Exercise requirements:
Copy every entry exactly as given, minus the images.

◇ ◇ ◇

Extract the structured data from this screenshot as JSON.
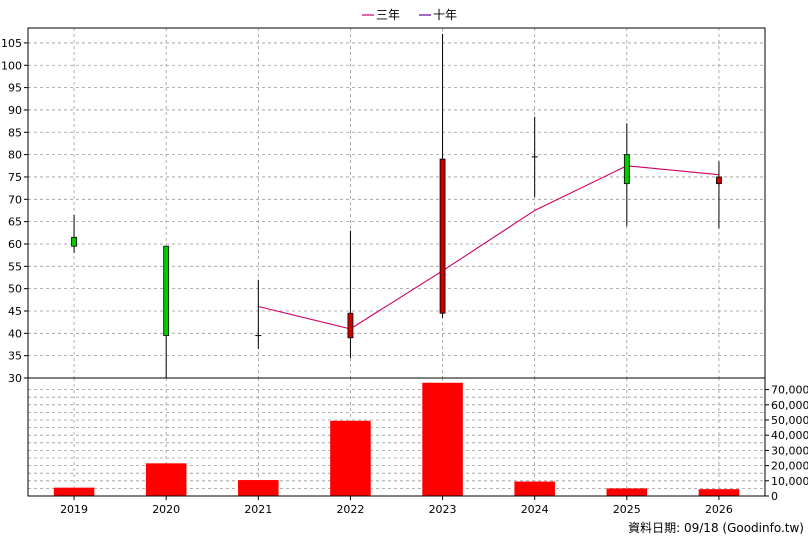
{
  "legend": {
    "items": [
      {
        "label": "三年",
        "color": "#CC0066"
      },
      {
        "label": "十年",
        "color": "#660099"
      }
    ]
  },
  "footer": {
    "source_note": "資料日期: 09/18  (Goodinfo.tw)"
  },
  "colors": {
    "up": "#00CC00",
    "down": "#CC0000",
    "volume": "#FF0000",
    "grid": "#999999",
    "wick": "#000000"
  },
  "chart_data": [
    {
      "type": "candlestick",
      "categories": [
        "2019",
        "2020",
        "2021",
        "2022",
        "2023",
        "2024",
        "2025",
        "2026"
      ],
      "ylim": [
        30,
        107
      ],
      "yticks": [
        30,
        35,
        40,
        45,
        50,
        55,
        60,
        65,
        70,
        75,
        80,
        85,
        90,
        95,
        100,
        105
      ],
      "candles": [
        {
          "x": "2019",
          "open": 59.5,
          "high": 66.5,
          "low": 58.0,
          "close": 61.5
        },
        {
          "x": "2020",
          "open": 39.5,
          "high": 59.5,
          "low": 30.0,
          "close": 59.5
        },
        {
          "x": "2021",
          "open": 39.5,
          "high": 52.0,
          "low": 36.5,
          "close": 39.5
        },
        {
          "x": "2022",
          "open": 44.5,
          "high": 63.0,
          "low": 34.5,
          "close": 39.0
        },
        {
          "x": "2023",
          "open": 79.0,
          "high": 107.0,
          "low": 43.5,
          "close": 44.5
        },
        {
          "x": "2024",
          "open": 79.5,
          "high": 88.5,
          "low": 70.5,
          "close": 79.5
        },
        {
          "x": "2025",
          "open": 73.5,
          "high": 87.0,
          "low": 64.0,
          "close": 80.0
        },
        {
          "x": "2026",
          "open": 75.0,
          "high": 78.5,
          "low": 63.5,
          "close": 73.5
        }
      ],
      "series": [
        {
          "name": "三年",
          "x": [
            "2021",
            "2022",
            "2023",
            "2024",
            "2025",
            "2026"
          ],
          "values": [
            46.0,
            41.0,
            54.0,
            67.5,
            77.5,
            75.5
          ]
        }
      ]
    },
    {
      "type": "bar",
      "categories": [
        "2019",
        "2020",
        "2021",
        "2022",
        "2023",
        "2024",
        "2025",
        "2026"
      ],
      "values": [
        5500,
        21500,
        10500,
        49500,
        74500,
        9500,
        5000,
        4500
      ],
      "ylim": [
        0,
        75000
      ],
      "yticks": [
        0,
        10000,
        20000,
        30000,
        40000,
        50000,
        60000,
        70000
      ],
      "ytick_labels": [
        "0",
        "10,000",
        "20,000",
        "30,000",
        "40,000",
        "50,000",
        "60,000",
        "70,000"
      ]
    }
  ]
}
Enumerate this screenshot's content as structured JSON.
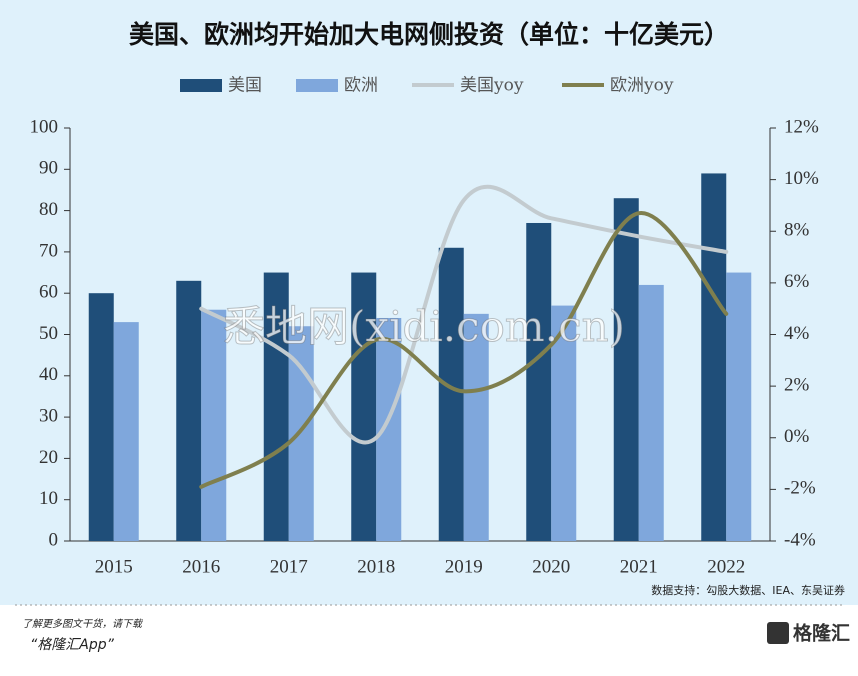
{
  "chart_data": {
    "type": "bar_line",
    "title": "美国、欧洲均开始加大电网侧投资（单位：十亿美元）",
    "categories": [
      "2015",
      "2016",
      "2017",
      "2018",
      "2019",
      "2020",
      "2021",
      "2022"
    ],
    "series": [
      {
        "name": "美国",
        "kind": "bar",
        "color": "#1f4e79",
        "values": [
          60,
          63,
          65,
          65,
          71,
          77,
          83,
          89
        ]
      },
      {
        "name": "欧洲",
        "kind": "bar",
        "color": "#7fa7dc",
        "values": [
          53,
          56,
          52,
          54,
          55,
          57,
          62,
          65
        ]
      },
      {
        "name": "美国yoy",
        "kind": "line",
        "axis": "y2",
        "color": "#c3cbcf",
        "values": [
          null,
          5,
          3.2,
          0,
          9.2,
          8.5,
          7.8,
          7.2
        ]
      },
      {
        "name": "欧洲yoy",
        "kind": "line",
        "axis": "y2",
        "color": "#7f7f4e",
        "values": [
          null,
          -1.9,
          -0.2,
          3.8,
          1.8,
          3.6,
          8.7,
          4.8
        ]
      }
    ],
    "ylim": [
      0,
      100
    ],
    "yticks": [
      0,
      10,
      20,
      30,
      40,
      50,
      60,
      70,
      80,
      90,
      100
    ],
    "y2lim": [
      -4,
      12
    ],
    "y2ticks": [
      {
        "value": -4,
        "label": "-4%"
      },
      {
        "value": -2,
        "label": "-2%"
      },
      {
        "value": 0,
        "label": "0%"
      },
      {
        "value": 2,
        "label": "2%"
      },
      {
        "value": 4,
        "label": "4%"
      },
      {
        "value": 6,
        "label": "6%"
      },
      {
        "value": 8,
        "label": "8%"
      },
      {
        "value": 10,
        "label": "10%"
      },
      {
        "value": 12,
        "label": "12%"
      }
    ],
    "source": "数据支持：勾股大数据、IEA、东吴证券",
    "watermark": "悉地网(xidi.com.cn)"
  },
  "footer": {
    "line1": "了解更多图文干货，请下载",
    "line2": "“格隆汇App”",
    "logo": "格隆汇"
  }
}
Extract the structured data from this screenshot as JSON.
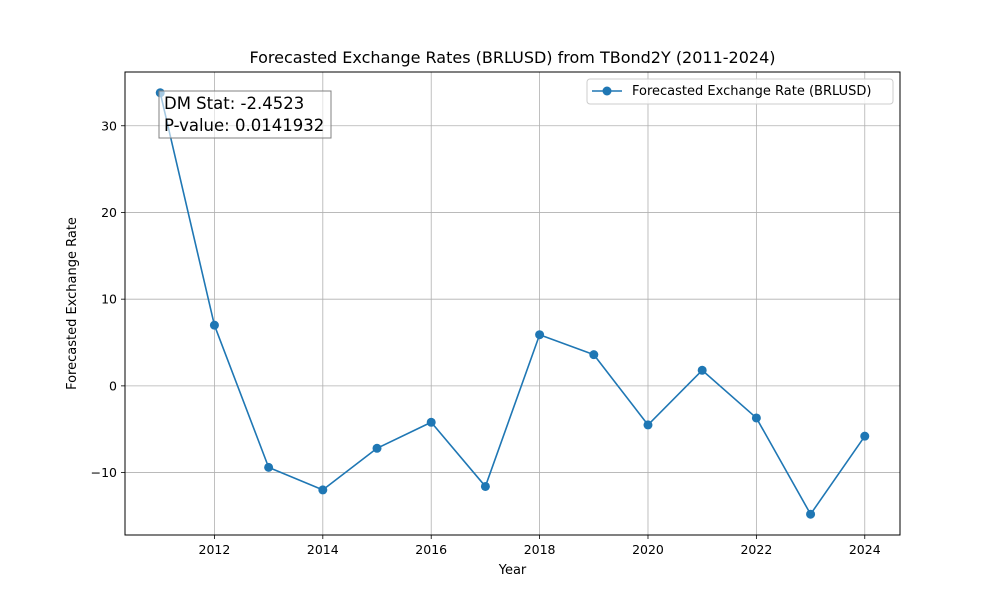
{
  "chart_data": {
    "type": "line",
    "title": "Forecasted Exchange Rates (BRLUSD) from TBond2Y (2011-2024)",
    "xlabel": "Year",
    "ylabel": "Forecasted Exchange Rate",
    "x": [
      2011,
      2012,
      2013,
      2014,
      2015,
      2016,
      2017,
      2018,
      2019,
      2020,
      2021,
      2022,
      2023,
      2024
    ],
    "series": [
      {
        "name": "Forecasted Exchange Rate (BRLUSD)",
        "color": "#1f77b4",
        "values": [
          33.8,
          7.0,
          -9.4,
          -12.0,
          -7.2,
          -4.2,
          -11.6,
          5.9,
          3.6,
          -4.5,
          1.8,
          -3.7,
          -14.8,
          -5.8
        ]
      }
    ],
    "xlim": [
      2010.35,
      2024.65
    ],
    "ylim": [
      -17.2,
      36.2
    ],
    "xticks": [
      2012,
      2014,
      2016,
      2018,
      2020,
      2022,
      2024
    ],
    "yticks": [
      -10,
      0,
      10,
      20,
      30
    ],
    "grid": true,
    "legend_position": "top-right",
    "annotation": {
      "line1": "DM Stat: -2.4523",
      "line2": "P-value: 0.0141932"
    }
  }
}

◇ ◇ ◇

Task answer:
Extract the structured data from this screenshot as JSON.
{
  "legend": {
    "items": [
      {
        "label": "三年",
        "color": "#CC0066"
      },
      {
        "label": "十年",
        "color": "#660099"
      }
    ]
  },
  "footer": {
    "source_note": "資料日期: 09/18  (Goodinfo.tw)"
  },
  "colors": {
    "up": "#00CC00",
    "down": "#CC0000",
    "volume": "#FF0000",
    "grid": "#999999",
    "wick": "#000000"
  },
  "chart_data": [
    {
      "type": "candlestick",
      "categories": [
        "2019",
        "2020",
        "2021",
        "2022",
        "2023",
        "2024",
        "2025",
        "2026"
      ],
      "ylim": [
        30,
        107
      ],
      "yticks": [
        30,
        35,
        40,
        45,
        50,
        55,
        60,
        65,
        70,
        75,
        80,
        85,
        90,
        95,
        100,
        105
      ],
      "candles": [
        {
          "x": "2019",
          "open": 59.5,
          "high": 66.5,
          "low": 58.0,
          "close": 61.5
        },
        {
          "x": "2020",
          "open": 39.5,
          "high": 59.5,
          "low": 30.0,
          "close": 59.5
        },
        {
          "x": "2021",
          "open": 39.5,
          "high": 52.0,
          "low": 36.5,
          "close": 39.5
        },
        {
          "x": "2022",
          "open": 44.5,
          "high": 63.0,
          "low": 34.5,
          "close": 39.0
        },
        {
          "x": "2023",
          "open": 79.0,
          "high": 107.0,
          "low": 43.5,
          "close": 44.5
        },
        {
          "x": "2024",
          "open": 79.5,
          "high": 88.5,
          "low": 70.5,
          "close": 79.5
        },
        {
          "x": "2025",
          "open": 73.5,
          "high": 87.0,
          "low": 64.0,
          "close": 80.0
        },
        {
          "x": "2026",
          "open": 75.0,
          "high": 78.5,
          "low": 63.5,
          "close": 73.5
        }
      ],
      "series": [
        {
          "name": "三年",
          "x": [
            "2021",
            "2022",
            "2023",
            "2024",
            "2025",
            "2026"
          ],
          "values": [
            46.0,
            41.0,
            54.0,
            67.5,
            77.5,
            75.5
          ]
        }
      ]
    },
    {
      "type": "bar",
      "categories": [
        "2019",
        "2020",
        "2021",
        "2022",
        "2023",
        "2024",
        "2025",
        "2026"
      ],
      "values": [
        5500,
        21500,
        10500,
        49500,
        74500,
        9500,
        5000,
        4500
      ],
      "ylim": [
        0,
        75000
      ],
      "yticks": [
        0,
        10000,
        20000,
        30000,
        40000,
        50000,
        60000,
        70000
      ],
      "ytick_labels": [
        "0",
        "10,000",
        "20,000",
        "30,000",
        "40,000",
        "50,000",
        "60,000",
        "70,000"
      ]
    }
  ]
}
Enumerate this screenshot's content as structured JSON.
{
  "chart_data": {
    "type": "bar_line",
    "title": "美国、欧洲均开始加大电网侧投资（单位：十亿美元）",
    "categories": [
      "2015",
      "2016",
      "2017",
      "2018",
      "2019",
      "2020",
      "2021",
      "2022"
    ],
    "series": [
      {
        "name": "美国",
        "kind": "bar",
        "color": "#1f4e79",
        "values": [
          60,
          63,
          65,
          65,
          71,
          77,
          83,
          89
        ]
      },
      {
        "name": "欧洲",
        "kind": "bar",
        "color": "#7fa7dc",
        "values": [
          53,
          56,
          52,
          54,
          55,
          57,
          62,
          65
        ]
      },
      {
        "name": "美国yoy",
        "kind": "line",
        "axis": "y2",
        "color": "#c3cbcf",
        "values": [
          null,
          5,
          3.2,
          0,
          9.2,
          8.5,
          7.8,
          7.2
        ]
      },
      {
        "name": "欧洲yoy",
        "kind": "line",
        "axis": "y2",
        "color": "#7f7f4e",
        "values": [
          null,
          -1.9,
          -0.2,
          3.8,
          1.8,
          3.6,
          8.7,
          4.8
        ]
      }
    ],
    "ylim": [
      0,
      100
    ],
    "yticks": [
      0,
      10,
      20,
      30,
      40,
      50,
      60,
      70,
      80,
      90,
      100
    ],
    "y2lim": [
      -4,
      12
    ],
    "y2ticks": [
      {
        "value": -4,
        "label": "-4%"
      },
      {
        "value": -2,
        "label": "-2%"
      },
      {
        "value": 0,
        "label": "0%"
      },
      {
        "value": 2,
        "label": "2%"
      },
      {
        "value": 4,
        "label": "4%"
      },
      {
        "value": 6,
        "label": "6%"
      },
      {
        "value": 8,
        "label": "8%"
      },
      {
        "value": 10,
        "label": "10%"
      },
      {
        "value": 12,
        "label": "12%"
      }
    ],
    "source": "数据支持：勾股大数据、IEA、东吴证券",
    "watermark": "悉地网(xidi.com.cn)"
  },
  "footer": {
    "line1": "了解更多图文干货，请下载",
    "line2": "“格隆汇App”",
    "logo": "格隆汇"
  }
}
Extract the structured data from this screenshot as JSON.
{
  "chart_data": {
    "type": "line",
    "title": "Forecasted Exchange Rates (BRLUSD) from TBond2Y (2011-2024)",
    "xlabel": "Year",
    "ylabel": "Forecasted Exchange Rate",
    "x": [
      2011,
      2012,
      2013,
      2014,
      2015,
      2016,
      2017,
      2018,
      2019,
      2020,
      2021,
      2022,
      2023,
      2024
    ],
    "series": [
      {
        "name": "Forecasted Exchange Rate (BRLUSD)",
        "color": "#1f77b4",
        "values": [
          33.8,
          7.0,
          -9.4,
          -12.0,
          -7.2,
          -4.2,
          -11.6,
          5.9,
          3.6,
          -4.5,
          1.8,
          -3.7,
          -14.8,
          -5.8
        ]
      }
    ],
    "xlim": [
      2010.35,
      2024.65
    ],
    "ylim": [
      -17.2,
      36.2
    ],
    "xticks": [
      2012,
      2014,
      2016,
      2018,
      2020,
      2022,
      2024
    ],
    "yticks": [
      -10,
      0,
      10,
      20,
      30
    ],
    "grid": true,
    "legend_position": "top-right",
    "annotation": {
      "line1": "DM Stat: -2.4523",
      "line2": "P-value: 0.0141932"
    }
  }
}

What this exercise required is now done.